#### What the task requires:
Keep only the lines of the data below that contain "title", and copy them.

#### Stored records:
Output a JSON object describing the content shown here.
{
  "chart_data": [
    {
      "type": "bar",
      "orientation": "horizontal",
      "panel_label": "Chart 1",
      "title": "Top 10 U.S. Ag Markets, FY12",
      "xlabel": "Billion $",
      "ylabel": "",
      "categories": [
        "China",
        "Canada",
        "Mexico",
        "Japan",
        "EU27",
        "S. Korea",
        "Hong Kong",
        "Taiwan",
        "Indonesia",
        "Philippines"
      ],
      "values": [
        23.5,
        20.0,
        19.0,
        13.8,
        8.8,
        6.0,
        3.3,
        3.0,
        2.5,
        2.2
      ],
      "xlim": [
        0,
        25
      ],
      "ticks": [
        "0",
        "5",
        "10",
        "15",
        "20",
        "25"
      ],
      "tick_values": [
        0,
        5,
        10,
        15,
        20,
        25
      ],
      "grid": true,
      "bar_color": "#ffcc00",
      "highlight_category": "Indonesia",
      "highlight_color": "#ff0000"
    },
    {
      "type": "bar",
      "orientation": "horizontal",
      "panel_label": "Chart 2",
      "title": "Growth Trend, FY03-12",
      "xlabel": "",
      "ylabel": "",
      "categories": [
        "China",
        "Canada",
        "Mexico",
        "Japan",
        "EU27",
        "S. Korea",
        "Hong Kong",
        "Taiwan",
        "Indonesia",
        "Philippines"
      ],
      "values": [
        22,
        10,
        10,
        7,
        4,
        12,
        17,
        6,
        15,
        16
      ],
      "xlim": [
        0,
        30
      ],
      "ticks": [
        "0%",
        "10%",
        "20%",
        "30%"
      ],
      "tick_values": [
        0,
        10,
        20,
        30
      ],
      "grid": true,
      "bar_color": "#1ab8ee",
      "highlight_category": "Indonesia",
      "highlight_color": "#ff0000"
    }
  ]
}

#### Completed exercise:
      "title": "Top 10 U.S. Ag Markets, FY12",
      "title": "Growth Trend, FY03-12",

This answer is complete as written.